(Stored records)
------------------------------
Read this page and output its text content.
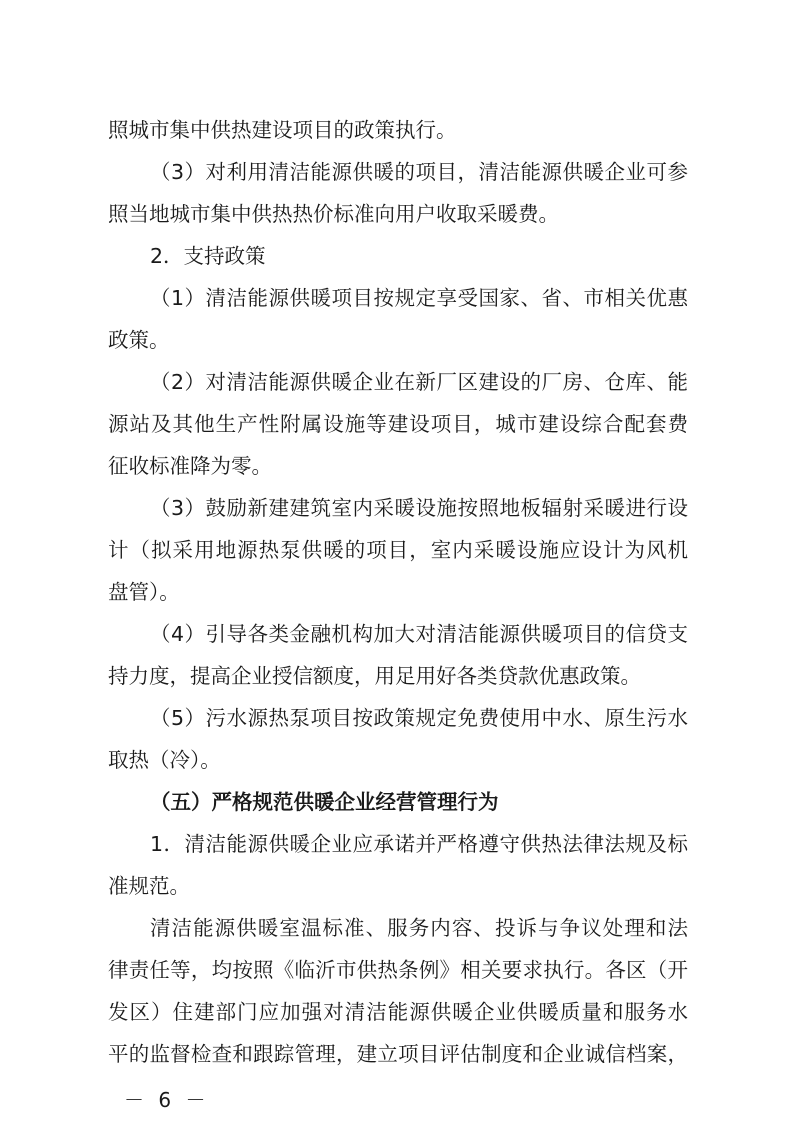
照城市集中供热建设项目的政策执行。
（3）对利用清洁能源供暖的项目，清洁能源供暖企业可参
照当地城市集中供热热价标准向用户收取采暖费。
2．支持政策
（1）清洁能源供暖项目按规定享受国家、省、市相关优惠
政策。
（2）对清洁能源供暖企业在新厂区建设的厂房、仓库、能
源站及其他生产性附属设施等建设项目，城市建设综合配套费
征收标准降为零。
（3）鼓励新建建筑室内采暖设施按照地板辐射采暖进行设
计（拟采用地源热泵供暖的项目，室内采暖设施应设计为风机
盘管）。
（4）引导各类金融机构加大对清洁能源供暖项目的信贷支
持力度，提高企业授信额度，用足用好各类贷款优惠政策。
（5）污水源热泵项目按政策规定免费使用中水、原生污水
取热（冷）。
（五）严格规范供暖企业经营管理行为
1．清洁能源供暖企业应承诺并严格遵守供热法律法规及标
准规范。
清洁能源供暖室温标准、服务内容、投诉与争议处理和法
律责任等，均按照《临沂市供热条例》相关要求执行。各区（开
发区）住建部门应加强对清洁能源供暖企业供暖质量和服务水
平的监督检查和跟踪管理，建立项目评估制度和企业诚信档案，
－ 6 －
------------------------------
• **Work required**
Return each line from the material above exactly, but not the pictures.

• **Response to the task**
Read this page and output its text content.
照城市集中供热建设项目的政策执行。
（3）对利用清洁能源供暖的项目，清洁能源供暖企业可参
照当地城市集中供热热价标准向用户收取采暖费。
2．支持政策
（1）清洁能源供暖项目按规定享受国家、省、市相关优惠
政策。
（2）对清洁能源供暖企业在新厂区建设的厂房、仓库、能
源站及其他生产性附属设施等建设项目，城市建设综合配套费
征收标准降为零。
（3）鼓励新建建筑室内采暖设施按照地板辐射采暖进行设
计（拟采用地源热泵供暖的项目，室内采暖设施应设计为风机
盘管）。
（4）引导各类金融机构加大对清洁能源供暖项目的信贷支
持力度，提高企业授信额度，用足用好各类贷款优惠政策。
（5）污水源热泵项目按政策规定免费使用中水、原生污水
取热（冷）。
（五）严格规范供暖企业经营管理行为
1．清洁能源供暖企业应承诺并严格遵守供热法律法规及标
准规范。
清洁能源供暖室温标准、服务内容、投诉与争议处理和法
律责任等，均按照《临沂市供热条例》相关要求执行。各区（开
发区）住建部门应加强对清洁能源供暖企业供暖质量和服务水
平的监督检查和跟踪管理，建立项目评估制度和企业诚信档案，
－ 6 －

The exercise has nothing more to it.